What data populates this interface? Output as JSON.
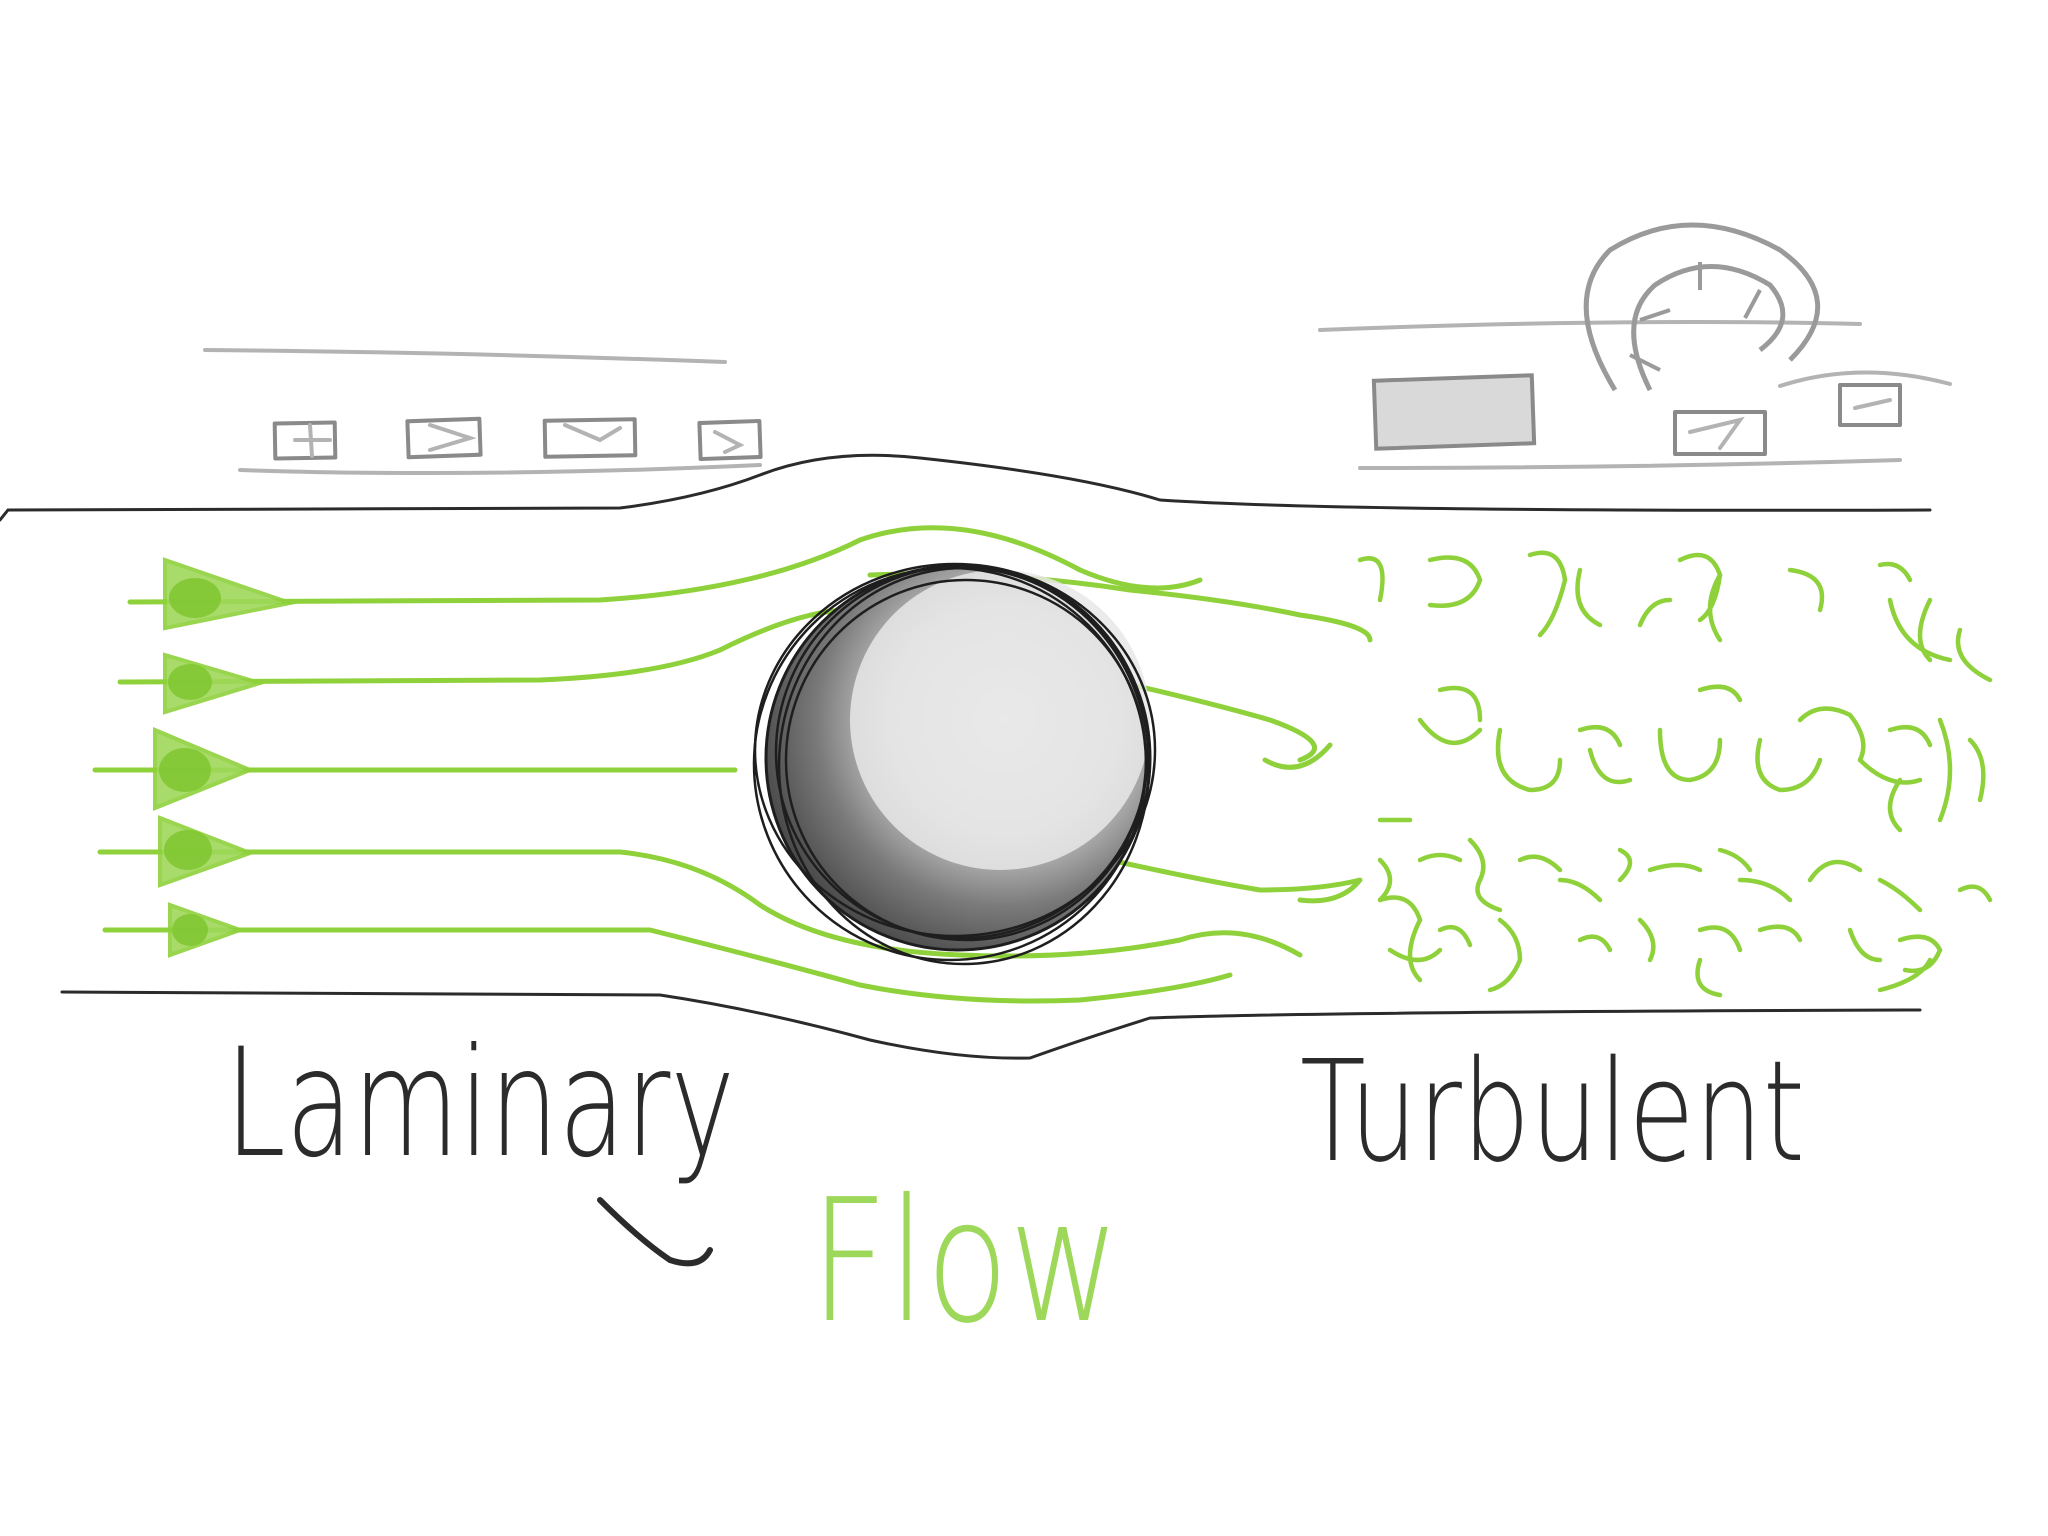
{
  "labels": {
    "left": "Laminary",
    "center": "Flow",
    "right": "Turbulent"
  },
  "colors": {
    "flow_green": "#8ed13b",
    "ink": "#2b2b2b",
    "sketch_gray": "#b3b3b3",
    "obstacle_dark": "#6f6f6f",
    "obstacle_light": "#e6e6e6"
  },
  "icons": {
    "obstacle": "sphere-obstacle-icon",
    "arrows": "flow-arrow-icon",
    "vortices": "eddy-icon"
  }
}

* WHAT TO DO
Quote every record above exactly, omitting any pictures they contain.

* RESPONSE TO THE EXERCISE
What data populates this interface? Output as JSON.
{
  "labels": {
    "left": "Laminary",
    "center": "Flow",
    "right": "Turbulent"
  },
  "colors": {
    "flow_green": "#8ed13b",
    "ink": "#2b2b2b",
    "sketch_gray": "#b3b3b3",
    "obstacle_dark": "#6f6f6f",
    "obstacle_light": "#e6e6e6"
  },
  "icons": {
    "obstacle": "sphere-obstacle-icon",
    "arrows": "flow-arrow-icon",
    "vortices": "eddy-icon"
  }
}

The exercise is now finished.